[Collected data entries]
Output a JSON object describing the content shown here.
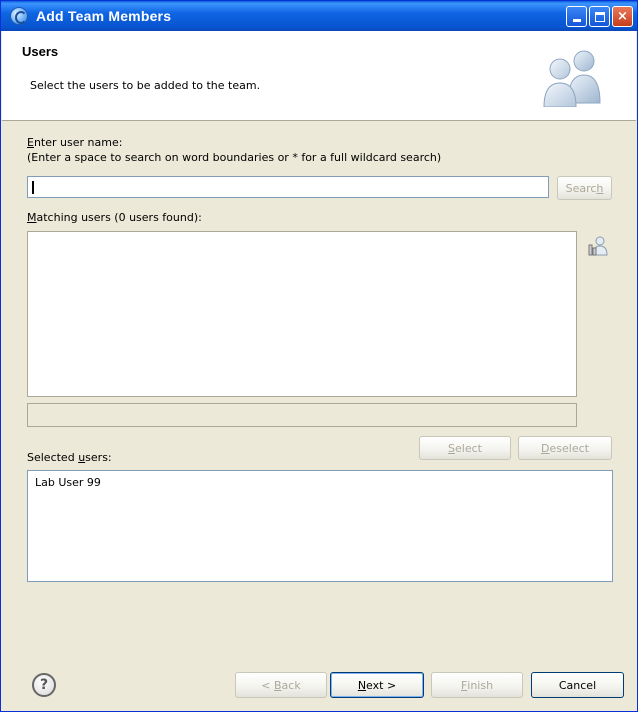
{
  "window": {
    "title": "Add Team Members",
    "controls": {
      "minimize": "_",
      "maximize": "□",
      "close": "×"
    }
  },
  "header": {
    "title": "Users",
    "description": "Select the users to be added to the team.",
    "icon": "users-group-icon"
  },
  "search": {
    "label_mnemonic": "E",
    "label_rest": "nter user name:",
    "hint": "(Enter a space to search on word boundaries or * for a full wildcard search)",
    "value": "",
    "button_label_pre": "Searc",
    "button_label_mnemonic": "h",
    "button_enabled": false
  },
  "matching": {
    "label_mnemonic": "M",
    "label_rest": "atching users (0 users found):",
    "items": [],
    "icon": "user-search-icon"
  },
  "actions": {
    "select_mnemonic": "S",
    "select_rest": "elect",
    "deselect_mnemonic": "D",
    "deselect_rest": "eselect"
  },
  "selected": {
    "label_pre": "Selected ",
    "label_mnemonic": "u",
    "label_rest": "sers:",
    "items": [
      "Lab User 99"
    ]
  },
  "footer": {
    "help_icon": "help-icon",
    "help_glyph": "?",
    "back_prefix": "< ",
    "back_mnemonic": "B",
    "back_rest": "ack",
    "next_mnemonic": "N",
    "next_rest": "ext >",
    "finish_mnemonic": "F",
    "finish_rest": "inish",
    "cancel": "Cancel"
  }
}
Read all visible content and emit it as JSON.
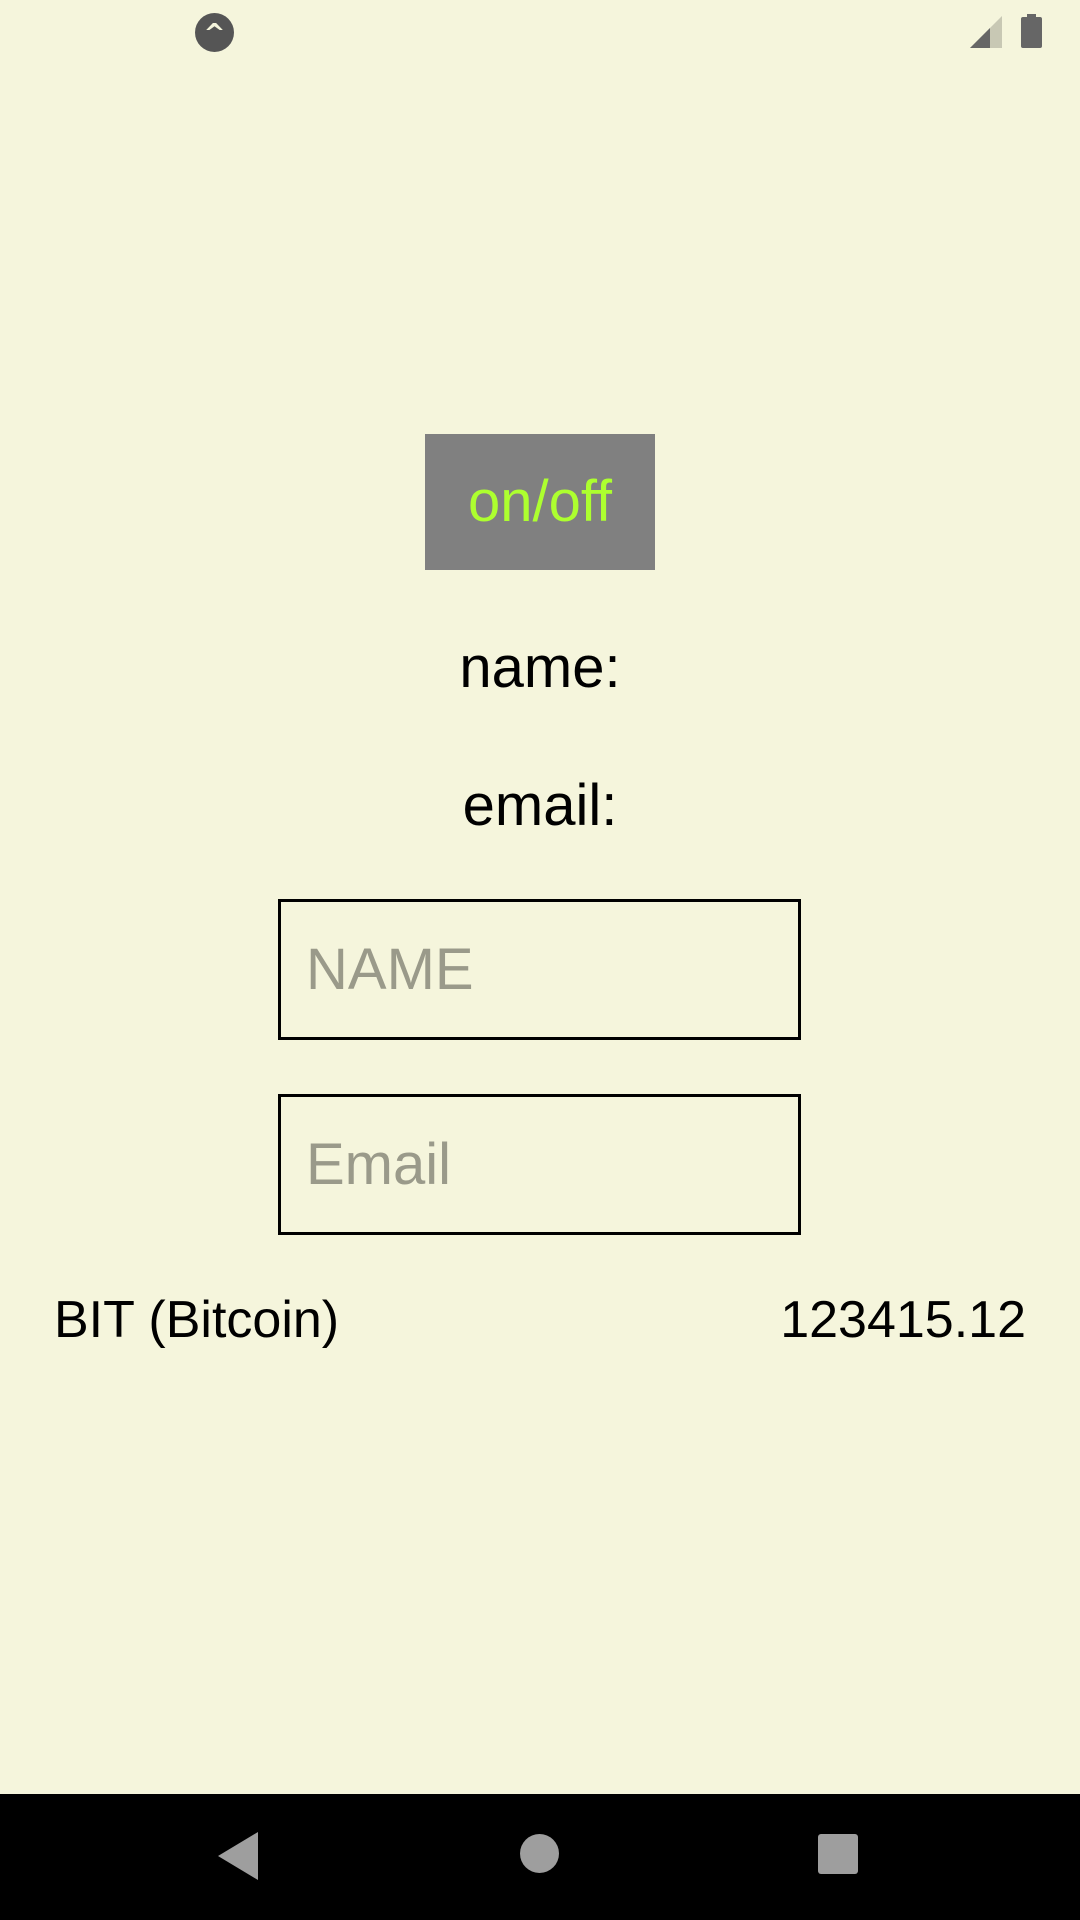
{
  "status_bar": {
    "app_badge_glyph": "^",
    "signal_icon": "cell-signal-icon",
    "battery_icon": "battery-icon"
  },
  "toggle": {
    "label": "on/off",
    "background_color": "#808080",
    "text_color": "#adff2f"
  },
  "display": {
    "name_label": "name:",
    "email_label": "email:"
  },
  "form": {
    "name_placeholder": "NAME",
    "email_placeholder": "Email"
  },
  "crypto": {
    "name": "BIT (Bitcoin)",
    "price": "123415.12"
  },
  "nav_bar": {
    "back_icon": "back-triangle-icon",
    "home_icon": "home-circle-icon",
    "recents_icon": "recents-square-icon"
  },
  "colors": {
    "background": "#f5f5dc",
    "placeholder": "#9a9a8a"
  }
}
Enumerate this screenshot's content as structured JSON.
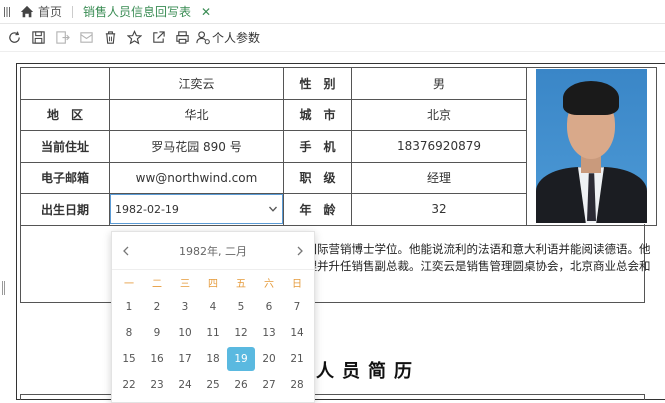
{
  "tabs": {
    "home_label": "首页",
    "active_label": "销售人员信息回写表",
    "close_glyph": "✕"
  },
  "toolbar": {
    "person_params_label": "个人参数"
  },
  "form": {
    "name": "江奕云",
    "gender_label": "性　别",
    "gender": "男",
    "region_label": "地　区",
    "region": "华北",
    "city_label": "城　市",
    "city": "北京",
    "address_label": "当前住址",
    "address": "罗马花园 890 号",
    "phone_label": "手　机",
    "phone": "18376920879",
    "email_label": "电子邮箱",
    "email": "ww@northwind.com",
    "title_label": "职　级",
    "title": "经理",
    "birth_label": "出生日期",
    "birth": "1982-02-19",
    "age_label": "年　龄",
    "age": "32"
  },
  "bio": {
    "line1": "交国际营销博士学位。他能说流利的法语和意大利语并能阅读德语。他",
    "line2": "经理并升任销售副总裁。江奕云是销售管理圆桌协会，北京商业总会和"
  },
  "section_title": "人员简历",
  "calendar": {
    "title": "1982年, 二月",
    "weekdays": [
      "一",
      "二",
      "三",
      "四",
      "五",
      "六",
      "日"
    ],
    "weeks": [
      [
        "1",
        "2",
        "3",
        "4",
        "5",
        "6",
        "7"
      ],
      [
        "8",
        "9",
        "10",
        "11",
        "12",
        "13",
        "14"
      ],
      [
        "15",
        "16",
        "17",
        "18",
        "19",
        "20",
        "21"
      ],
      [
        "22",
        "23",
        "24",
        "25",
        "26",
        "27",
        "28"
      ]
    ],
    "selected": "19",
    "accent": "#5ab9e0",
    "weekday_color": "#e59a3a"
  },
  "colors": {
    "active_tab": "#3a8c54",
    "input_border": "#5b9bd5"
  }
}
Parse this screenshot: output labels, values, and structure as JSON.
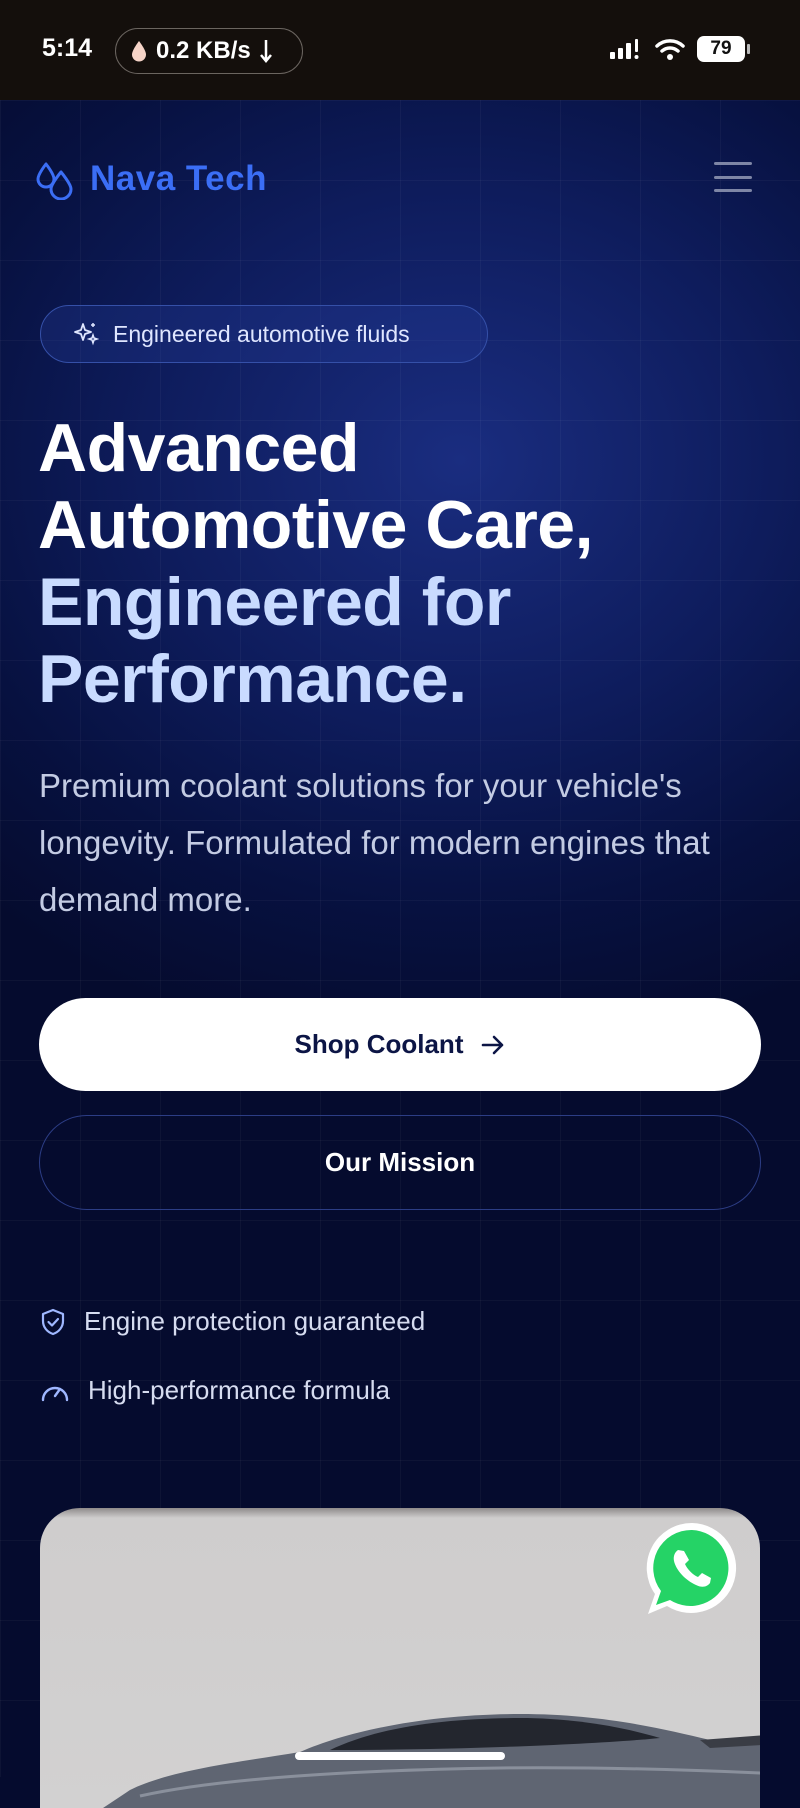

## Problem
Leave images out of the retyped records; keep all else exact.

## Exercise solution
Output a JSON object describing the content shown here.
{
  "window": {
    "title": "Add Team Members",
    "controls": {
      "minimize": "_",
      "maximize": "□",
      "close": "×"
    }
  },
  "header": {
    "title": "Users",
    "description": "Select the users to be added to the team.",
    "icon": "users-group-icon"
  },
  "search": {
    "label_mnemonic": "E",
    "label_rest": "nter user name:",
    "hint": "(Enter a space to search on word boundaries or * for a full wildcard search)",
    "value": "",
    "button_label_pre": "Searc",
    "button_label_mnemonic": "h",
    "button_enabled": false
  },
  "matching": {
    "label_mnemonic": "M",
    "label_rest": "atching users (0 users found):",
    "items": [],
    "icon": "user-search-icon"
  },
  "actions": {
    "select_mnemonic": "S",
    "select_rest": "elect",
    "deselect_mnemonic": "D",
    "deselect_rest": "eselect"
  },
  "selected": {
    "label_pre": "Selected ",
    "label_mnemonic": "u",
    "label_rest": "sers:",
    "items": [
      "Lab User 99"
    ]
  },
  "footer": {
    "help_icon": "help-icon",
    "help_glyph": "?",
    "back_prefix": "< ",
    "back_mnemonic": "B",
    "back_rest": "ack",
    "next_mnemonic": "N",
    "next_rest": "ext >",
    "finish_mnemonic": "F",
    "finish_rest": "inish",
    "cancel": "Cancel"
  }
}
Read all visible content and emit it as JSON.
{
  "status_bar": {
    "app_badge_glyph": "^",
    "signal_icon": "cell-signal-icon",
    "battery_icon": "battery-icon"
  },
  "toggle": {
    "label": "on/off",
    "background_color": "#808080",
    "text_color": "#adff2f"
  },
  "display": {
    "name_label": "name:",
    "email_label": "email:"
  },
  "form": {
    "name_placeholder": "NAME",
    "email_placeholder": "Email"
  },
  "crypto": {
    "name": "BIT (Bitcoin)",
    "price": "123415.12"
  },
  "nav_bar": {
    "back_icon": "back-triangle-icon",
    "home_icon": "home-circle-icon",
    "recents_icon": "recents-square-icon"
  },
  "colors": {
    "background": "#f5f5dc",
    "placeholder": "#9a9a8a"
  }
}
Enumerate this screenshot's content as structured JSON.
{
  "tabs": {
    "home_label": "首页",
    "active_label": "销售人员信息回写表",
    "close_glyph": "✕"
  },
  "toolbar": {
    "person_params_label": "个人参数"
  },
  "form": {
    "name": "江奕云",
    "gender_label": "性　别",
    "gender": "男",
    "region_label": "地　区",
    "region": "华北",
    "city_label": "城　市",
    "city": "北京",
    "address_label": "当前住址",
    "address": "罗马花园 890 号",
    "phone_label": "手　机",
    "phone": "18376920879",
    "email_label": "电子邮箱",
    "email": "ww@northwind.com",
    "title_label": "职　级",
    "title": "经理",
    "birth_label": "出生日期",
    "birth": "1982-02-19",
    "age_label": "年　龄",
    "age": "32"
  },
  "bio": {
    "line1": "交国际营销博士学位。他能说流利的法语和意大利语并能阅读德语。他",
    "line2": "经理并升任销售副总裁。江奕云是销售管理圆桌协会，北京商业总会和"
  },
  "section_title": "人员简历",
  "calendar": {
    "title": "1982年, 二月",
    "weekdays": [
      "一",
      "二",
      "三",
      "四",
      "五",
      "六",
      "日"
    ],
    "weeks": [
      [
        "1",
        "2",
        "3",
        "4",
        "5",
        "6",
        "7"
      ],
      [
        "8",
        "9",
        "10",
        "11",
        "12",
        "13",
        "14"
      ],
      [
        "15",
        "16",
        "17",
        "18",
        "19",
        "20",
        "21"
      ],
      [
        "22",
        "23",
        "24",
        "25",
        "26",
        "27",
        "28"
      ]
    ],
    "selected": "19",
    "accent": "#5ab9e0",
    "weekday_color": "#e59a3a"
  },
  "colors": {
    "active_tab": "#3a8c54",
    "input_border": "#5b9bd5"
  }
}
Parse this screenshot: output labels, values, and structure as JSON.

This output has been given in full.